Task description> All material below is to be reproduced exactly.
>> Begin Material
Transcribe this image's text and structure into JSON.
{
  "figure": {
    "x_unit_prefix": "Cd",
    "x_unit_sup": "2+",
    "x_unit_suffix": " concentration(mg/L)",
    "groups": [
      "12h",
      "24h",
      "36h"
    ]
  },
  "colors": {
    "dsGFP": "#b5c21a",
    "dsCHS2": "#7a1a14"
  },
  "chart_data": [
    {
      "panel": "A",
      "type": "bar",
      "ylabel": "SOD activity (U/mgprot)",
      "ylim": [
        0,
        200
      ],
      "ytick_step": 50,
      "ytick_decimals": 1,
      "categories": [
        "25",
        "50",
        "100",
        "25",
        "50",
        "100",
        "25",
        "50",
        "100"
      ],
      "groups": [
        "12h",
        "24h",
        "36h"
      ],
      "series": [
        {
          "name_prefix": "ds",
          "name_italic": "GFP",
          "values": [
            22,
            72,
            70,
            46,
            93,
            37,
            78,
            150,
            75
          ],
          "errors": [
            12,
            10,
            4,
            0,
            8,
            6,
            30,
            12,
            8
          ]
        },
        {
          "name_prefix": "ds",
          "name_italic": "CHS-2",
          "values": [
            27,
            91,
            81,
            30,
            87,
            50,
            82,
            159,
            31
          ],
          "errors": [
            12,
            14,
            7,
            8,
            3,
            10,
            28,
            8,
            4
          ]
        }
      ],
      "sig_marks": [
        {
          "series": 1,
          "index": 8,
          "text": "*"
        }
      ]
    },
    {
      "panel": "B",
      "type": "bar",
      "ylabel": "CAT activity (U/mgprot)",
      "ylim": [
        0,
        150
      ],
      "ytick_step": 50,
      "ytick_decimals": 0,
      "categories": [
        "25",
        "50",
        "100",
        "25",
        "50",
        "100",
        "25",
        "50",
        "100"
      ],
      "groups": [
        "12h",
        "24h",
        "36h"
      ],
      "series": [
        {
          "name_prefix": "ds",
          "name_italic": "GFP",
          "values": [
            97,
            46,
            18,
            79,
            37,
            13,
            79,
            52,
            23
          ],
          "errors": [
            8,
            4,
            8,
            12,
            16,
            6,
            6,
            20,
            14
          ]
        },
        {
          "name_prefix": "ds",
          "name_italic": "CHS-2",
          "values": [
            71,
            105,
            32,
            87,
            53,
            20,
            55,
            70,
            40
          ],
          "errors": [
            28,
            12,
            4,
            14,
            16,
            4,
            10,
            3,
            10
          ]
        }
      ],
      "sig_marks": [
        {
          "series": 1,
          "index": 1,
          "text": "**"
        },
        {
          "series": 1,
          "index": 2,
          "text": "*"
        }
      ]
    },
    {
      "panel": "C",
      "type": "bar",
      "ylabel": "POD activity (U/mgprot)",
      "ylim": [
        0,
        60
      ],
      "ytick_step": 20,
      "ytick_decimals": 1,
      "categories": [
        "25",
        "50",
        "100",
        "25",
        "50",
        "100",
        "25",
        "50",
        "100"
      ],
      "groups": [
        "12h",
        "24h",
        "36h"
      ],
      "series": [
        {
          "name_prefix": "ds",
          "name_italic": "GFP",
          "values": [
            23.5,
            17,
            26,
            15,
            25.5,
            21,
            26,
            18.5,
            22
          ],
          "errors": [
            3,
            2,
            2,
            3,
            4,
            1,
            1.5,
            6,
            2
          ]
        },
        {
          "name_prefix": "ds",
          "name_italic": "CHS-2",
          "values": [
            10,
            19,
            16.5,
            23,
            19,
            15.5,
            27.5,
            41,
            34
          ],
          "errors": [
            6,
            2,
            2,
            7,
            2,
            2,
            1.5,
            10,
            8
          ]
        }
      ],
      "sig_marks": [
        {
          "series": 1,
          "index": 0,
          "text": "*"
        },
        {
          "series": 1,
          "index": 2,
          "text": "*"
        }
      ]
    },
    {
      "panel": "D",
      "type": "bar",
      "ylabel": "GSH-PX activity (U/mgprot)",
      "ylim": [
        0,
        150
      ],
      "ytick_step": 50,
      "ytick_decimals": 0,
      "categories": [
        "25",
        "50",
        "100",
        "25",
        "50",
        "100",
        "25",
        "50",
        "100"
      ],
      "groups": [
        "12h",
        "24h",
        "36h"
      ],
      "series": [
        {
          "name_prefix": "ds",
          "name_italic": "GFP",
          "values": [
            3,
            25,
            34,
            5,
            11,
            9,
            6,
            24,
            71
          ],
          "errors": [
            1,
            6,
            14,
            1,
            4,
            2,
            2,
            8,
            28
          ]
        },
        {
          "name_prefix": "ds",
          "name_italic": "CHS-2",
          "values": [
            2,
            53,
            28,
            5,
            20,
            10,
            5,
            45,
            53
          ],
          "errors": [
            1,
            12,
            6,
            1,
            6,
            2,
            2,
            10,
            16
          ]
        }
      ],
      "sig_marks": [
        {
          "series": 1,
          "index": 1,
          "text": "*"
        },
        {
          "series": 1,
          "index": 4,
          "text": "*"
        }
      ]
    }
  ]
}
>> End Material
Response to the task>
Transcribe this image's text and structure into JSON.
{
  "figure": {
    "x_unit_prefix": "Cd",
    "x_unit_sup": "2+",
    "x_unit_suffix": " concentration(mg/L)",
    "groups": [
      "12h",
      "24h",
      "36h"
    ]
  },
  "colors": {
    "dsGFP": "#b5c21a",
    "dsCHS2": "#7a1a14"
  },
  "chart_data": [
    {
      "panel": "A",
      "type": "bar",
      "ylabel": "SOD activity (U/mgprot)",
      "ylim": [
        0,
        200
      ],
      "ytick_step": 50,
      "ytick_decimals": 1,
      "categories": [
        "25",
        "50",
        "100",
        "25",
        "50",
        "100",
        "25",
        "50",
        "100"
      ],
      "groups": [
        "12h",
        "24h",
        "36h"
      ],
      "series": [
        {
          "name_prefix": "ds",
          "name_italic": "GFP",
          "values": [
            22,
            72,
            70,
            46,
            93,
            37,
            78,
            150,
            75
          ],
          "errors": [
            12,
            10,
            4,
            0,
            8,
            6,
            30,
            12,
            8
          ]
        },
        {
          "name_prefix": "ds",
          "name_italic": "CHS-2",
          "values": [
            27,
            91,
            81,
            30,
            87,
            50,
            82,
            159,
            31
          ],
          "errors": [
            12,
            14,
            7,
            8,
            3,
            10,
            28,
            8,
            4
          ]
        }
      ],
      "sig_marks": [
        {
          "series": 1,
          "index": 8,
          "text": "*"
        }
      ]
    },
    {
      "panel": "B",
      "type": "bar",
      "ylabel": "CAT activity (U/mgprot)",
      "ylim": [
        0,
        150
      ],
      "ytick_step": 50,
      "ytick_decimals": 0,
      "categories": [
        "25",
        "50",
        "100",
        "25",
        "50",
        "100",
        "25",
        "50",
        "100"
      ],
      "groups": [
        "12h",
        "24h",
        "36h"
      ],
      "series": [
        {
          "name_prefix": "ds",
          "name_italic": "GFP",
          "values": [
            97,
            46,
            18,
            79,
            37,
            13,
            79,
            52,
            23
          ],
          "errors": [
            8,
            4,
            8,
            12,
            16,
            6,
            6,
            20,
            14
          ]
        },
        {
          "name_prefix": "ds",
          "name_italic": "CHS-2",
          "values": [
            71,
            105,
            32,
            87,
            53,
            20,
            55,
            70,
            40
          ],
          "errors": [
            28,
            12,
            4,
            14,
            16,
            4,
            10,
            3,
            10
          ]
        }
      ],
      "sig_marks": [
        {
          "series": 1,
          "index": 1,
          "text": "**"
        },
        {
          "series": 1,
          "index": 2,
          "text": "*"
        }
      ]
    },
    {
      "panel": "C",
      "type": "bar",
      "ylabel": "POD activity (U/mgprot)",
      "ylim": [
        0,
        60
      ],
      "ytick_step": 20,
      "ytick_decimals": 1,
      "categories": [
        "25",
        "50",
        "100",
        "25",
        "50",
        "100",
        "25",
        "50",
        "100"
      ],
      "groups": [
        "12h",
        "24h",
        "36h"
      ],
      "series": [
        {
          "name_prefix": "ds",
          "name_italic": "GFP",
          "values": [
            23.5,
            17,
            26,
            15,
            25.5,
            21,
            26,
            18.5,
            22
          ],
          "errors": [
            3,
            2,
            2,
            3,
            4,
            1,
            1.5,
            6,
            2
          ]
        },
        {
          "name_prefix": "ds",
          "name_italic": "CHS-2",
          "values": [
            10,
            19,
            16.5,
            23,
            19,
            15.5,
            27.5,
            41,
            34
          ],
          "errors": [
            6,
            2,
            2,
            7,
            2,
            2,
            1.5,
            10,
            8
          ]
        }
      ],
      "sig_marks": [
        {
          "series": 1,
          "index": 0,
          "text": "*"
        },
        {
          "series": 1,
          "index": 2,
          "text": "*"
        }
      ]
    },
    {
      "panel": "D",
      "type": "bar",
      "ylabel": "GSH-PX activity (U/mgprot)",
      "ylim": [
        0,
        150
      ],
      "ytick_step": 50,
      "ytick_decimals": 0,
      "categories": [
        "25",
        "50",
        "100",
        "25",
        "50",
        "100",
        "25",
        "50",
        "100"
      ],
      "groups": [
        "12h",
        "24h",
        "36h"
      ],
      "series": [
        {
          "name_prefix": "ds",
          "name_italic": "GFP",
          "values": [
            3,
            25,
            34,
            5,
            11,
            9,
            6,
            24,
            71
          ],
          "errors": [
            1,
            6,
            14,
            1,
            4,
            2,
            2,
            8,
            28
          ]
        },
        {
          "name_prefix": "ds",
          "name_italic": "CHS-2",
          "values": [
            2,
            53,
            28,
            5,
            20,
            10,
            5,
            45,
            53
          ],
          "errors": [
            1,
            12,
            6,
            1,
            6,
            2,
            2,
            10,
            16
          ]
        }
      ],
      "sig_marks": [
        {
          "series": 1,
          "index": 1,
          "text": "*"
        },
        {
          "series": 1,
          "index": 4,
          "text": "*"
        }
      ]
    }
  ]
}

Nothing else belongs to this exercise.